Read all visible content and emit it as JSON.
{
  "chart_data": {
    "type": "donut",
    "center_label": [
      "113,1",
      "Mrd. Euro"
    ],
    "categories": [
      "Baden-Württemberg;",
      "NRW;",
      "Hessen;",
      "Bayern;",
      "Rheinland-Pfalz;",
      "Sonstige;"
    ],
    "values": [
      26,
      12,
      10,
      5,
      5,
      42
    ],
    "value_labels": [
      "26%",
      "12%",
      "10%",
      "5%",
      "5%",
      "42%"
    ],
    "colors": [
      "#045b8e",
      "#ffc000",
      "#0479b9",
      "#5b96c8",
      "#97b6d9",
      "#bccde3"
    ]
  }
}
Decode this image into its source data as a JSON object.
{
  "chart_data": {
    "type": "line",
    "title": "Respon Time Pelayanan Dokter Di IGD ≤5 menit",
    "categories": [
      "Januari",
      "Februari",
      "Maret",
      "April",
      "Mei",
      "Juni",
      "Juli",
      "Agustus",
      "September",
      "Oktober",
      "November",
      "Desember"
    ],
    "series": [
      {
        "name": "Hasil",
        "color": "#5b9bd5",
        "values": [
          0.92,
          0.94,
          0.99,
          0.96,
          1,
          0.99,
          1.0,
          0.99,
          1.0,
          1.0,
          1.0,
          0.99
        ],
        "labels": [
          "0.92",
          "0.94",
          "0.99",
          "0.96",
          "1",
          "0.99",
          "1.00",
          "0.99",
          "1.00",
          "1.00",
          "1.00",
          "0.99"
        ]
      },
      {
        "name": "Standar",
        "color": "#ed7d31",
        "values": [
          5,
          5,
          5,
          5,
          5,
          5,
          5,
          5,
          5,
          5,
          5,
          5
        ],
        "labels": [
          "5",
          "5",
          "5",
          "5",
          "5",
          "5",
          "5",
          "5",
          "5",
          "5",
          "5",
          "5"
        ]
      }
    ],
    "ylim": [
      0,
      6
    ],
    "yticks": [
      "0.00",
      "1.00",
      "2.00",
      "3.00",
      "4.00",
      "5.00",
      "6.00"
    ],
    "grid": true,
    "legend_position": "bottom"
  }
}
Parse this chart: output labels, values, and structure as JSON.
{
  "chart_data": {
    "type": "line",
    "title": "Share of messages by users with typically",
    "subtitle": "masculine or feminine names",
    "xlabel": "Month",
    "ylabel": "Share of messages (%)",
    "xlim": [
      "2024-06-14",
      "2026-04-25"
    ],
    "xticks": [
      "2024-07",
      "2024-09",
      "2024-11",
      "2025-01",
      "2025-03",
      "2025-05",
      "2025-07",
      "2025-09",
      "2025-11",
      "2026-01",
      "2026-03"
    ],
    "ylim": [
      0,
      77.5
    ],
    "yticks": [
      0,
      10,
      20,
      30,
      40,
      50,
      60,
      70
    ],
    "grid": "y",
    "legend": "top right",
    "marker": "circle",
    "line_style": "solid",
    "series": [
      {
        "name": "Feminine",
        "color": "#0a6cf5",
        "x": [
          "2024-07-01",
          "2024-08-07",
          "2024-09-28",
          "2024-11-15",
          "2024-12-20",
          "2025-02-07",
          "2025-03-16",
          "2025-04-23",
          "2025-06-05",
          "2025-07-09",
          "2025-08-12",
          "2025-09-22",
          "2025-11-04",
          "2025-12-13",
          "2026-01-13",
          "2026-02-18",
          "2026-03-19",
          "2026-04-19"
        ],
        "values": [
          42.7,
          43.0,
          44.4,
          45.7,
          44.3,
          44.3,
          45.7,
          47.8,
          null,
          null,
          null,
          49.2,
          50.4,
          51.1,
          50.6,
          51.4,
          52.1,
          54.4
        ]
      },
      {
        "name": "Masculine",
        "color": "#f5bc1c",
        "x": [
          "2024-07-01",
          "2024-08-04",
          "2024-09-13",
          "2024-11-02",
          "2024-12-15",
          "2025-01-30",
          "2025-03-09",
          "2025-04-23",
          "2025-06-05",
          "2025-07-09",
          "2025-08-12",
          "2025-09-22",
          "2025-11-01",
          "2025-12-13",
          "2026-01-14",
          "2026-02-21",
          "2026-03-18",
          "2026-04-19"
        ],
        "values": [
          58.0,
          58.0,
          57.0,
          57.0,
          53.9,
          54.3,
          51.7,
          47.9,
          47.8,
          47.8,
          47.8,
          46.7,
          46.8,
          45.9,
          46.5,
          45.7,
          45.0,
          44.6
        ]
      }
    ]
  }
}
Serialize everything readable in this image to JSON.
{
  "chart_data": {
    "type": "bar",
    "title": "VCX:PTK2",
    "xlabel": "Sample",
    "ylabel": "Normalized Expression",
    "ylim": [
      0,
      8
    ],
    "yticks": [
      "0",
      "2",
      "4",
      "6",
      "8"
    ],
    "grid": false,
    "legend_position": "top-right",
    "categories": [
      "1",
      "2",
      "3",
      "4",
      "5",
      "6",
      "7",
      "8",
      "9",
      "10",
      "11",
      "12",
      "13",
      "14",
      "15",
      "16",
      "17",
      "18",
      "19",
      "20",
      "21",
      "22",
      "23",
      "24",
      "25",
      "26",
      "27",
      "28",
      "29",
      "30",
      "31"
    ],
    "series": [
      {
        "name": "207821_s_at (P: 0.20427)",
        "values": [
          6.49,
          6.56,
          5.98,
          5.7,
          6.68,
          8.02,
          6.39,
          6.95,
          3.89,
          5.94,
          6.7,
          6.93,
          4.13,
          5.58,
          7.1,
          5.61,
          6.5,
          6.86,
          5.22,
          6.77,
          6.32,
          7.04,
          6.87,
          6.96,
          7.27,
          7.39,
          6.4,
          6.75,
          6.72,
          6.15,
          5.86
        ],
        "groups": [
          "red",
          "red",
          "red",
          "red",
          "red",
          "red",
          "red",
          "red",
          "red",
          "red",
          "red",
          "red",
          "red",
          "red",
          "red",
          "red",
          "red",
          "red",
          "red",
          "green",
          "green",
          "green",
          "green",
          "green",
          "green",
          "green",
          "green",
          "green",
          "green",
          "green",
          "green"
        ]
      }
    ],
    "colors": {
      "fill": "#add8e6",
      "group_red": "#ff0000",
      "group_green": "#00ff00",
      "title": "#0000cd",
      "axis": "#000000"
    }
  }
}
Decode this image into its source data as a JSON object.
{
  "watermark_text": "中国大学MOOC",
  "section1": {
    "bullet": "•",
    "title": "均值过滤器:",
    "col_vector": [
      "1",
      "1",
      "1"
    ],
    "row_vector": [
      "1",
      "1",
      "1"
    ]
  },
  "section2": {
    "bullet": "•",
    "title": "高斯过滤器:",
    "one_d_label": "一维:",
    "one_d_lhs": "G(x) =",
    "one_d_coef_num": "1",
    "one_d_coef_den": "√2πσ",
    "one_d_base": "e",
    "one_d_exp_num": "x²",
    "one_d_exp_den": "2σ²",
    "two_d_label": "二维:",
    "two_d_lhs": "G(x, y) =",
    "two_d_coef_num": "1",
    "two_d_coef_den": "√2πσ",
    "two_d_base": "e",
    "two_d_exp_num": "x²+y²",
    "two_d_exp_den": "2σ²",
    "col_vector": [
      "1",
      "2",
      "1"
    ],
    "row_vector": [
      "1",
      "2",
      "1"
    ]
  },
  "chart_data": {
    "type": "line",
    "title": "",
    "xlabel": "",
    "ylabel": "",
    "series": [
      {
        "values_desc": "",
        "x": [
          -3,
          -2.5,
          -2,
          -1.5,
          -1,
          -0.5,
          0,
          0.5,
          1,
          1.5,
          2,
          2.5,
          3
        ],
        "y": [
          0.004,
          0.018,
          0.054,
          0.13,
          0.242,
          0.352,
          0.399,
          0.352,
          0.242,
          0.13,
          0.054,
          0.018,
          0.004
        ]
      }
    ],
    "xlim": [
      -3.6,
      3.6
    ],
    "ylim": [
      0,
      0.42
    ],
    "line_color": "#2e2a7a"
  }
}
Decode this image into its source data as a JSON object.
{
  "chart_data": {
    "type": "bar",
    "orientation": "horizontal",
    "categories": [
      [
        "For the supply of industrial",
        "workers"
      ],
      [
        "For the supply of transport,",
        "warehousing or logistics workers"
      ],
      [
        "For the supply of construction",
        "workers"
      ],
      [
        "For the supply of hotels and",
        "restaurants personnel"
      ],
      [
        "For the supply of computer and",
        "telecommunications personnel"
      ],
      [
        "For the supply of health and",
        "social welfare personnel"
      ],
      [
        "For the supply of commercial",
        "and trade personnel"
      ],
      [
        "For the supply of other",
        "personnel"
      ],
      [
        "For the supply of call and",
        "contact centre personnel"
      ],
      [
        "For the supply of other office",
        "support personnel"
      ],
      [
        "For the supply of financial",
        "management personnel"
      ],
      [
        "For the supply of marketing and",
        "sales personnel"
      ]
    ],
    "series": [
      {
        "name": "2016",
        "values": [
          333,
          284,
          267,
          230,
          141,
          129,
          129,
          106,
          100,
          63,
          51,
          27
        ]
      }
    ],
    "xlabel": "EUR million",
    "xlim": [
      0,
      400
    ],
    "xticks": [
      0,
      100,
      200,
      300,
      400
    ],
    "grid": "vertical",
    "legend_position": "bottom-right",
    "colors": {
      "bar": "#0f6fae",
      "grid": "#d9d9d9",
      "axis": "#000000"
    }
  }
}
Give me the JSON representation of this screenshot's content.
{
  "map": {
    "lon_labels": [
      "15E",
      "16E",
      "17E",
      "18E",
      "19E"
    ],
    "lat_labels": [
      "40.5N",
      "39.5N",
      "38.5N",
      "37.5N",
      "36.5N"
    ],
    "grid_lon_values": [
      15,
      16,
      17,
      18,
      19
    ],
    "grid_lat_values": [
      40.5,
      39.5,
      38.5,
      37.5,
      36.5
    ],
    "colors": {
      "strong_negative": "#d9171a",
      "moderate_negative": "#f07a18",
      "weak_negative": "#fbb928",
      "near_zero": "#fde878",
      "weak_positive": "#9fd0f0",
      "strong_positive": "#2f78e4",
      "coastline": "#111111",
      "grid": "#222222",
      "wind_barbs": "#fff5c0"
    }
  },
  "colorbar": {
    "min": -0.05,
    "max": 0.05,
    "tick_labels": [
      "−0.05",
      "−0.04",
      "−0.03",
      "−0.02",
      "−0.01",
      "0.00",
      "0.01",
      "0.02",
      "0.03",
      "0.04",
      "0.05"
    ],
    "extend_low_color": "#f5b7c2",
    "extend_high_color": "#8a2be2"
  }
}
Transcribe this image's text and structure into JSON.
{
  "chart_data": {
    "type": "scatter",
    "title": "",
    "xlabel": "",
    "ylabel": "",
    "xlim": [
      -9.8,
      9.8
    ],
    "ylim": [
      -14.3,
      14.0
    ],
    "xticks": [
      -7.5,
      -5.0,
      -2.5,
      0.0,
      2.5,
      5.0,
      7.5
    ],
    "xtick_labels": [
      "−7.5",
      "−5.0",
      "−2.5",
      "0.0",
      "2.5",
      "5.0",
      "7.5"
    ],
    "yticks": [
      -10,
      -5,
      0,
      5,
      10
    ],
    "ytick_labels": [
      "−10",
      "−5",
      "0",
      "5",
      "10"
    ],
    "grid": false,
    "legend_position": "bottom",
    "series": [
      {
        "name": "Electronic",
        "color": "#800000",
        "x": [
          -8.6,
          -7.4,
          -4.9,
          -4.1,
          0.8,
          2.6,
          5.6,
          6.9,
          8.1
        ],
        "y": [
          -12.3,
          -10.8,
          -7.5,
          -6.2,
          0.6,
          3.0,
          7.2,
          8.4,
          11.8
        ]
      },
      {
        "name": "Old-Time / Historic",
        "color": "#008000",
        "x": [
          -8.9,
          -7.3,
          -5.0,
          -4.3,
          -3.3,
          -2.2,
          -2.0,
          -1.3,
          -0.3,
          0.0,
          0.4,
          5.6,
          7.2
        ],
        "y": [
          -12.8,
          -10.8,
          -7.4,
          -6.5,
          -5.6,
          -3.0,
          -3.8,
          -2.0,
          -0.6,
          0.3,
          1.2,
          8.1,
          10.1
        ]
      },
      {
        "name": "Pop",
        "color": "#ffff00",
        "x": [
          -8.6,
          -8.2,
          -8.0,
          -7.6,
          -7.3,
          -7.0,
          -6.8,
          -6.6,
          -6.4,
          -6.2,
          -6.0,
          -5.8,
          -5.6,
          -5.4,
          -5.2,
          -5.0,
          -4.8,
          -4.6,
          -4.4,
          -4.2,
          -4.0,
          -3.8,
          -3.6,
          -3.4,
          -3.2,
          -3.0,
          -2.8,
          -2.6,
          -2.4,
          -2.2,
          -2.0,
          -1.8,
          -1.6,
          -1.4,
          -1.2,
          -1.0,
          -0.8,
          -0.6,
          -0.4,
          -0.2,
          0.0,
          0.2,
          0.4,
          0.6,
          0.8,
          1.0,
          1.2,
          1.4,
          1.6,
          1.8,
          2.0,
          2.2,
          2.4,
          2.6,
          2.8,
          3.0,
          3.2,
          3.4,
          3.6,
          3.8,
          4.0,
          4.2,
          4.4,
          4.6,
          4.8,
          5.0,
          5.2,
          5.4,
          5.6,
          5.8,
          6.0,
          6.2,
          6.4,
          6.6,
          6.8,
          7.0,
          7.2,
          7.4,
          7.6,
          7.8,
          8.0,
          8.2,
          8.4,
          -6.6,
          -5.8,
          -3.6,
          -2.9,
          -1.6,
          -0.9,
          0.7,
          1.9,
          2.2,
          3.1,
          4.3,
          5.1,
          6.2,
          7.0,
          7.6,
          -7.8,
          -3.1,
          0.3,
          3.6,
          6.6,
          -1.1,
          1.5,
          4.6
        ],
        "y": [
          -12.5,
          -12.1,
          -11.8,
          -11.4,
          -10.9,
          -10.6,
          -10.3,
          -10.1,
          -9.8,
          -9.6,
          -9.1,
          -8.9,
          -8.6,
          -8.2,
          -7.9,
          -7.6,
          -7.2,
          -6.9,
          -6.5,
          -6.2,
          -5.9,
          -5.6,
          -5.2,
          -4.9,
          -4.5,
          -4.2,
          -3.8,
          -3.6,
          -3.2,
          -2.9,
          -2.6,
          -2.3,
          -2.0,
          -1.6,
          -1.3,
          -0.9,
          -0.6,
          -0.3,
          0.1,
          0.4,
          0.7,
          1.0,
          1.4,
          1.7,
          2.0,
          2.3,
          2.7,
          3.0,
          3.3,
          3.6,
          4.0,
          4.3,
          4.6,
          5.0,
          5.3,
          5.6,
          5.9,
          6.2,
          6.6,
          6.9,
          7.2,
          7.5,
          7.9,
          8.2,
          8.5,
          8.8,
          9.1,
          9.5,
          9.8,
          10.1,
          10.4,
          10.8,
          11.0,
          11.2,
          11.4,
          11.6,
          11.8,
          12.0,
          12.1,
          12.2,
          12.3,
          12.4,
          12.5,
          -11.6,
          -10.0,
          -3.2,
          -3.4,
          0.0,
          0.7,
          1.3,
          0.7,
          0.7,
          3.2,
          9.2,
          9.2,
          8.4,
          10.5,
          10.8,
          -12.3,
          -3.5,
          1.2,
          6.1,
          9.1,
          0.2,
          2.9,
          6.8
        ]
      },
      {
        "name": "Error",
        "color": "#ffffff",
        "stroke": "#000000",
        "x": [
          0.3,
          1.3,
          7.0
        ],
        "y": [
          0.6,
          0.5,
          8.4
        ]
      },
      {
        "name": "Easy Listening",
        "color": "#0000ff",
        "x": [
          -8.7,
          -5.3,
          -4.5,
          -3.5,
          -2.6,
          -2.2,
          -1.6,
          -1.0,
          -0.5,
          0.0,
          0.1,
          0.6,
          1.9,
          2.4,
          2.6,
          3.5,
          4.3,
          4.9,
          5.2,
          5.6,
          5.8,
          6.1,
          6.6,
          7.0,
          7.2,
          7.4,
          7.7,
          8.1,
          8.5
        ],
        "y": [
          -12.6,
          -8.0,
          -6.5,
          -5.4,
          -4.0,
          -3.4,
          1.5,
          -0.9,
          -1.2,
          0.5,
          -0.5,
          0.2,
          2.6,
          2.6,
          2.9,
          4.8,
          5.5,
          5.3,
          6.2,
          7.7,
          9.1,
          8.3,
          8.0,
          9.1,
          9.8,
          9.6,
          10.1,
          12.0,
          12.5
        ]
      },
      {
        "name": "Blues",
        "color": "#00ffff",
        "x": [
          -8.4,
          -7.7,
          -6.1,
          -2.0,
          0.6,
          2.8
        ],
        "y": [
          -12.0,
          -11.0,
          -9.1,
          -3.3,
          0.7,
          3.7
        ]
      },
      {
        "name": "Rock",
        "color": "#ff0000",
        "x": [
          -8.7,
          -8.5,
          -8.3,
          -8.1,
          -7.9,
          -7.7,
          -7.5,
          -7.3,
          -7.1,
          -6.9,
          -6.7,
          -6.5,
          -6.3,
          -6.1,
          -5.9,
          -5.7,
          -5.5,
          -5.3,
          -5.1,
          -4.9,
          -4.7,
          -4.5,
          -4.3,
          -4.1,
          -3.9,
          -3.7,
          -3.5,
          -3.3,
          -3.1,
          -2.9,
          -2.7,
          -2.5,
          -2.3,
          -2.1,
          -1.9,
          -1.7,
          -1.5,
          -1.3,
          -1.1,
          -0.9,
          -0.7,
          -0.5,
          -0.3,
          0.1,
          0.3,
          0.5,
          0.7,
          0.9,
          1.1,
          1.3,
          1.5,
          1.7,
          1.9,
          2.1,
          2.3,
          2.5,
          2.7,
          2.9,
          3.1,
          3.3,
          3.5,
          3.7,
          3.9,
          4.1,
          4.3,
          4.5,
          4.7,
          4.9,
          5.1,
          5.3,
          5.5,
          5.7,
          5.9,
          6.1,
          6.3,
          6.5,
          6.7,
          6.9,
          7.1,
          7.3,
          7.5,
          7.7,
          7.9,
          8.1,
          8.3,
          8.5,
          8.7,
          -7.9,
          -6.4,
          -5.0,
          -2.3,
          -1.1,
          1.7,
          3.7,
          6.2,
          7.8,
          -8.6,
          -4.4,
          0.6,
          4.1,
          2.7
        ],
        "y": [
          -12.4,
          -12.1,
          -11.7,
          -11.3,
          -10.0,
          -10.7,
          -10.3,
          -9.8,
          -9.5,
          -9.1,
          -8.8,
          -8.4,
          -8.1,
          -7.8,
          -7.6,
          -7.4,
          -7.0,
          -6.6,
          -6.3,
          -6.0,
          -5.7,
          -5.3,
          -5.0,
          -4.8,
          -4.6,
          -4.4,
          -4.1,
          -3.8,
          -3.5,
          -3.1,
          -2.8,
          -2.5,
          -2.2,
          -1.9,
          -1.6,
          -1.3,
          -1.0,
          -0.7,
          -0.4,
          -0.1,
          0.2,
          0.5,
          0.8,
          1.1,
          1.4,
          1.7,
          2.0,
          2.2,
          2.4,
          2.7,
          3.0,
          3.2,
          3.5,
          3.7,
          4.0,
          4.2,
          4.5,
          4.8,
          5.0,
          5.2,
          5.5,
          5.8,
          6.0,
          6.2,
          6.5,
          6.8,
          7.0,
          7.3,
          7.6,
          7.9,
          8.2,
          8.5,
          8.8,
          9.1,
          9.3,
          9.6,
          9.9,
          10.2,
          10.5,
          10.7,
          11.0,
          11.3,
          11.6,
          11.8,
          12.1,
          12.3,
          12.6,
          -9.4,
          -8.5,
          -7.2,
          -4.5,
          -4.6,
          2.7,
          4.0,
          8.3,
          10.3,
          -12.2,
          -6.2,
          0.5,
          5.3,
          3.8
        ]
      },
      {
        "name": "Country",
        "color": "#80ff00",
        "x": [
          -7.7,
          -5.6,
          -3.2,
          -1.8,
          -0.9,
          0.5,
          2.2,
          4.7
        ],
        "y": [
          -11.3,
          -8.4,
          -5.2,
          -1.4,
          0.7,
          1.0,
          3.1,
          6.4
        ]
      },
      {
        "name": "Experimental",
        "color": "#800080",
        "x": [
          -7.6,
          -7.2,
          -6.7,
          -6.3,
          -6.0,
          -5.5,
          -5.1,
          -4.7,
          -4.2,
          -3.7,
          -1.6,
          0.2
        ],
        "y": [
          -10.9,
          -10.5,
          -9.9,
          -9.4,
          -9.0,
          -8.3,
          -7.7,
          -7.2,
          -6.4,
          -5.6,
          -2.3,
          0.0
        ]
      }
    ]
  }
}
--------------------
• **SET TASK**
Where does the word "personnel" appear in the listing? List each line that holds it.

• **RESULT**
        "restaurants personnel"
        "telecommunications personnel"
        "social welfare personnel"
        "and trade personnel"
        "personnel"
        "contact centre personnel"
        "support personnel"
        "management personnel"
        "sales personnel"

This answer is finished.